List of tasks:
[a] In the OPEC excerpt, what share of oil reserves did the organization control in 2018?
[b] Please echo the OPEC excerpt from "Faced with the" to "Sudan and Sudan.".
[c] Using the OPEC excerpt, decide whether each statement agrees with it, answering yes or no and quoting the deciding words: (i) OPEC+ came into being in July 2019. (ii) The United States supported the creation of OPEC+. (iii) Iraq invaded Kuwait in 1990.

Extract:
A decade later, however, dissension is beginning to show. OPEC's power was eroded by divisions within the group. Some were motivated by regional power struggles, others by differences of opinion over cartel strategy and target prices. Some disputes between OPEC members even led to major regional conflicts, such as the Iran-Iraq war (1980-1988) and Iraq's invasion of Kuwait in 1990. 

Oil extraction - PHOTO/FILE

Who controls oil prices today?

Originally, the United States, as the world's largest oil producer, had the power to determine oil price changes. However, this hegemony was undermined by two world wars and numerous conflicts throughout the 20th century. Since its creation, OPEC quickly replaced Washington in its hegemonic role, a status it retains to this day. In 2018, the organisation controlled 72% of oil reserves. 

Faced with the eminent growth of US shale oil and other types of unconventional oil, OPEC decided to join forces with Russia and several other major exporters to coordinate production and stabilise prices. In July 2019, this new coalition, OPEC+, saw the light of day despite objections from the United States, which feared that the agreement would increase Moscow's influence in global oil markets. OPEC+ now includes Azerbaijan, Bahrain, Brunei, Brazil, Kazakhstan, Malaysia, Mexico, Oman, Russia, South Sudan and Sudan.

Information shown:
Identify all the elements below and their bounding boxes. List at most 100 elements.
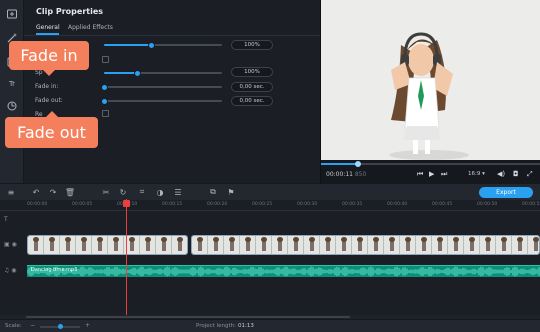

Task-by-task answers:
[a] 72%

[b]
Faced with the eminent growth of US shale oil and other types of unconventional oil, OPEC decided to join forces with Russia and several other major exporters to coordinate production and stabilise prices. In July 2019, this new coalition, OPEC+, saw the light of day despite objections from the United States, which feared that the agreement would increase Moscow's influence in global oil markets. OPEC+ now includes Azerbaijan, Bahrain, Brunei, Brazil, Kazakhstan, Malaysia, Mexico, Oman, Russia, South Sudan and Sudan.

[c]
(i) Yes: "In July 2019, this new coalition, OPEC+, saw the light of day"
(ii) No: "despite objections from the United States"
(iii) Yes: "Iraq's invasion of Kuwait in 1990"